**Exercise 1**
Reproduce the listing verbatim from its beginning through the line containing "running-header <box>66 62 896 90</box>".

**Supplied passage**

[MUD-Dev] Re: Reset Death

Andrew C.M. McClintock andrewm at MAIL.HSC.EDU
Mon Jan 25 17:25:24 CET 1999


>Wes Connell wrote:
>>
>> This is an idea I had for a mud I'm working on. The idea may be old or
>> already done, but i've never heard about it so here it goes.
>>
>> In diku muds everyone knows that mobs/objects are regenerated via resets.
>> Kill a mob and *pop* 5 minutes later its back. Steal a sword and *pop* its
>> back. This obviously gets very boring and redundant. The idea I had
>> revolves around a term called "reset death". In each area there are key
>> mobs, objects, or rooms that can trigger the reset death. When the reset
>> death occurs it stops reload the current set of mobs/objects and begins
>> loading a different set of mobs/objects. Maybe even separate room
>> descriptions (this would be hell on area builders). Try out this scenario.

>Mik Clarke wrote:
>
>Interesting.  That's sort of an effect I'm looking for, but I'm going
>about it somewhat differently.
>
>1) I have a quest/deed system that remebers when people have done
>things.

**Given records**
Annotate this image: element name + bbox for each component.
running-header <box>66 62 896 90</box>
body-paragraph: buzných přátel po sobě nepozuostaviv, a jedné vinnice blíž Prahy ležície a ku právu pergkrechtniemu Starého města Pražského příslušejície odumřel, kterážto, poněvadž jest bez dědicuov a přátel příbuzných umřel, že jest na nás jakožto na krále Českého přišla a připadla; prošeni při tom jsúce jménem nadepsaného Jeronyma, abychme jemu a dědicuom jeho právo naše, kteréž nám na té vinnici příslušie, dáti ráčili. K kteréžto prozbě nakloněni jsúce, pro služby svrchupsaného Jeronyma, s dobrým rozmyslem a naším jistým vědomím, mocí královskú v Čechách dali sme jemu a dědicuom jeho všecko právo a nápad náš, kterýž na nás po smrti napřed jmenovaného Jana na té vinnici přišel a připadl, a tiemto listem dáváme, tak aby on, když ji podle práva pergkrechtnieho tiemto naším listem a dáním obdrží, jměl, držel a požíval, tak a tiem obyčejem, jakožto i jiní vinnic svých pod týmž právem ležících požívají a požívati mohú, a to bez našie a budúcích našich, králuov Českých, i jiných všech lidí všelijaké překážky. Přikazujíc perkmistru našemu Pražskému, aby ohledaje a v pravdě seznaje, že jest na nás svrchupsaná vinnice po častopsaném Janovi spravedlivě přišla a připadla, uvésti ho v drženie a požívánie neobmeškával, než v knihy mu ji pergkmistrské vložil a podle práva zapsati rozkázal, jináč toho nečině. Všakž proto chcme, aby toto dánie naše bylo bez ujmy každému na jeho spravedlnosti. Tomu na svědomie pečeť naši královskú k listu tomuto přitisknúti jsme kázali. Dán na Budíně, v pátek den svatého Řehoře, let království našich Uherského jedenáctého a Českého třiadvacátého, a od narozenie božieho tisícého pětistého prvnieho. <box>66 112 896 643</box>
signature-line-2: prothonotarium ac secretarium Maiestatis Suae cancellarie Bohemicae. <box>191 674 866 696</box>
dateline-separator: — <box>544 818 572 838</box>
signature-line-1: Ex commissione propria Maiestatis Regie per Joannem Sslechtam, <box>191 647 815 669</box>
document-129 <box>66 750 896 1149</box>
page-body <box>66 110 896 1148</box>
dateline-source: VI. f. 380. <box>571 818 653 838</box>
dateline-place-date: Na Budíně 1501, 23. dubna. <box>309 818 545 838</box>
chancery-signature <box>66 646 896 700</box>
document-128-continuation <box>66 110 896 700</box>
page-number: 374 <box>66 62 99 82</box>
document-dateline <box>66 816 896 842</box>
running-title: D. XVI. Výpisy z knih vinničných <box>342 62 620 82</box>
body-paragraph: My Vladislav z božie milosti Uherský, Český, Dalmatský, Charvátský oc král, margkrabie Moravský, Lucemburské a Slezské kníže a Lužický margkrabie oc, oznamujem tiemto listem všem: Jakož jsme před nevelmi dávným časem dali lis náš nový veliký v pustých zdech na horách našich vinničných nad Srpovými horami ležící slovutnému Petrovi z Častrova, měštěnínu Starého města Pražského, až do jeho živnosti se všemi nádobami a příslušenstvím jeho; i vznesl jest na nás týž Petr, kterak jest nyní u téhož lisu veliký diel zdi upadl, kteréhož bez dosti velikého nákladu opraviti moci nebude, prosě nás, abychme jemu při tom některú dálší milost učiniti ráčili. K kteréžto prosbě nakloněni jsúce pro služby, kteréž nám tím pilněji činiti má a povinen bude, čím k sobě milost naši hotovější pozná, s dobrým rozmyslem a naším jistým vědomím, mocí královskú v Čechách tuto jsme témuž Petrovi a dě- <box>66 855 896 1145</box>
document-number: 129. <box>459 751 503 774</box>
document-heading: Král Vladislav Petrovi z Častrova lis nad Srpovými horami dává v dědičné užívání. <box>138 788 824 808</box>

**Exercise 2**
In the mailing list post about reset death, how long does Wes Connell say it takes for a killed mob to come back?

**Worked answer 1**
Annotate this image: element name + bbox for each component.
running-header <box>66 62 896 90</box>

**Worked answer 2**
Five minutes.